> YOUR TASK: What lines of the data hold the string "content"? Pull each one out.

** Start of RECORDS FOR THE EXERCISE **

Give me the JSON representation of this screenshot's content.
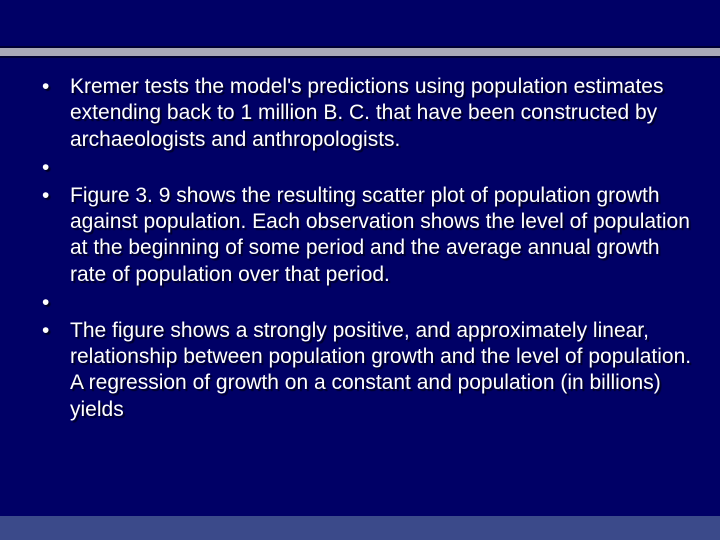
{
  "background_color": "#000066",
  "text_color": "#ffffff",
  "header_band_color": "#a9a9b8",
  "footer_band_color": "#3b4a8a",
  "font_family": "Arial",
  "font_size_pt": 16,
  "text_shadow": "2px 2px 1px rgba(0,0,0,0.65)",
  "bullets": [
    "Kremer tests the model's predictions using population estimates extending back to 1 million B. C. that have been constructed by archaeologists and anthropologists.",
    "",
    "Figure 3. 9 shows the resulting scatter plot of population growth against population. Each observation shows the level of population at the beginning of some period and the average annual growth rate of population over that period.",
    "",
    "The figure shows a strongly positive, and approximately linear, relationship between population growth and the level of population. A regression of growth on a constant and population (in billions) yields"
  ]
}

** End of RECORDS FOR THE EXERCISE **
** Start of RECORDS FOR THE EXERCISE **

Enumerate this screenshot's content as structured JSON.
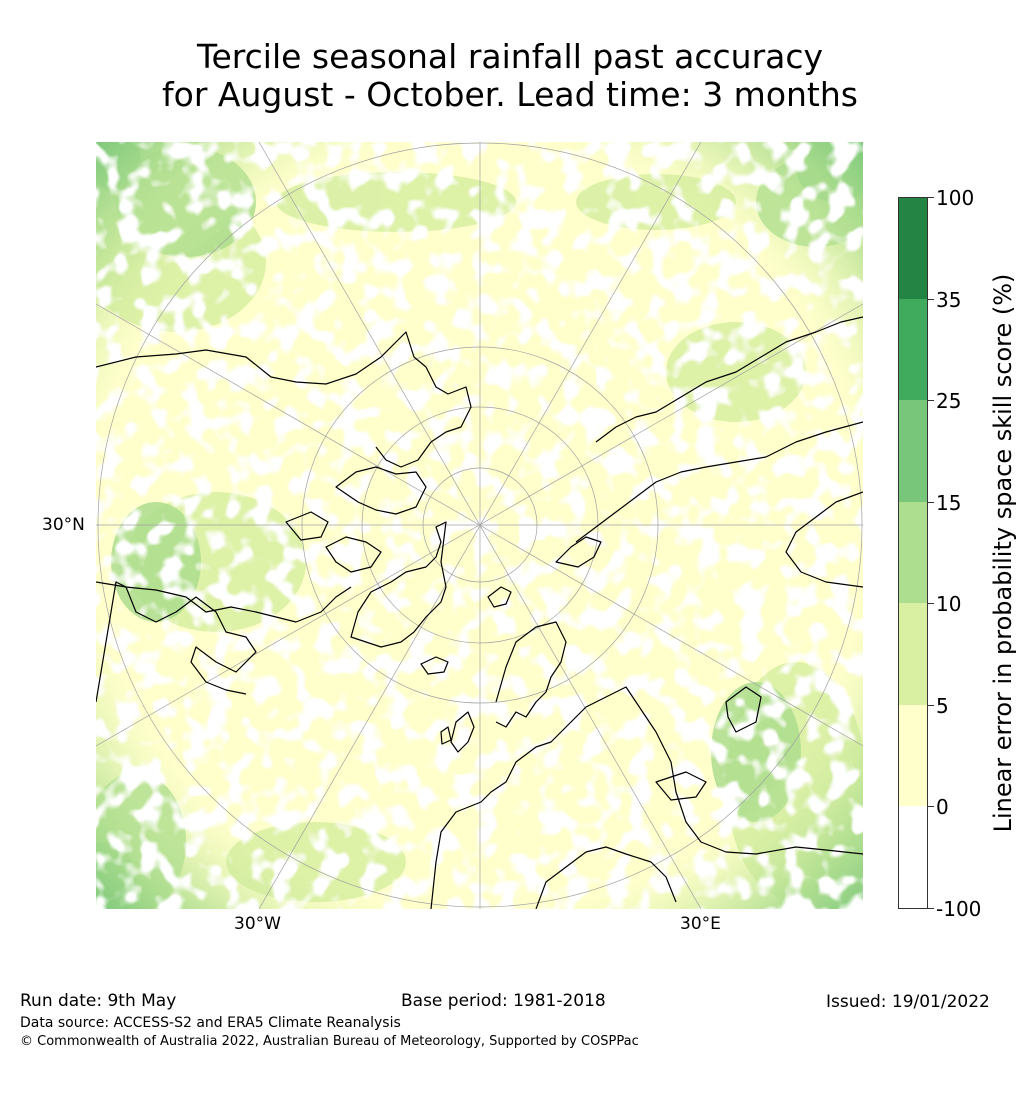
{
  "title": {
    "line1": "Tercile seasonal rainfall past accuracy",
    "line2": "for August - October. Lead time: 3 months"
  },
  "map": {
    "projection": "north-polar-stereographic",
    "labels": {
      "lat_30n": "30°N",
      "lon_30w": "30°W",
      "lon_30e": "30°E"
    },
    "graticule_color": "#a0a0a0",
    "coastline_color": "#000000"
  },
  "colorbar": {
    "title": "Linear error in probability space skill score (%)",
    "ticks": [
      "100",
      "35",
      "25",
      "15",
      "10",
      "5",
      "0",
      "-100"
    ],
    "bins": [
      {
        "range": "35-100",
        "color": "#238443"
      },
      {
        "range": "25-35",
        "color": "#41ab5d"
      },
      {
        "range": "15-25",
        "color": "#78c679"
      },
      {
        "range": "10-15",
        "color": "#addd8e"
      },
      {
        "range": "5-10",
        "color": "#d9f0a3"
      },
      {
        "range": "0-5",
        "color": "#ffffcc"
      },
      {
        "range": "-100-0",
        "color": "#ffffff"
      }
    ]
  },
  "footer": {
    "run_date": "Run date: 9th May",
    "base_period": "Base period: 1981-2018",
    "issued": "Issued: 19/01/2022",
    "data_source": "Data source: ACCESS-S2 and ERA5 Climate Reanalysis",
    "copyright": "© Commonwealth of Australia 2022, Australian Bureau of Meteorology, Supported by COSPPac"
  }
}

** End of RECORDS FOR THE EXERCISE **

> CORRECT OUTPUT:
Give me the JSON representation of this screenshot's content.
Enumerate this screenshot's content as structured JSON.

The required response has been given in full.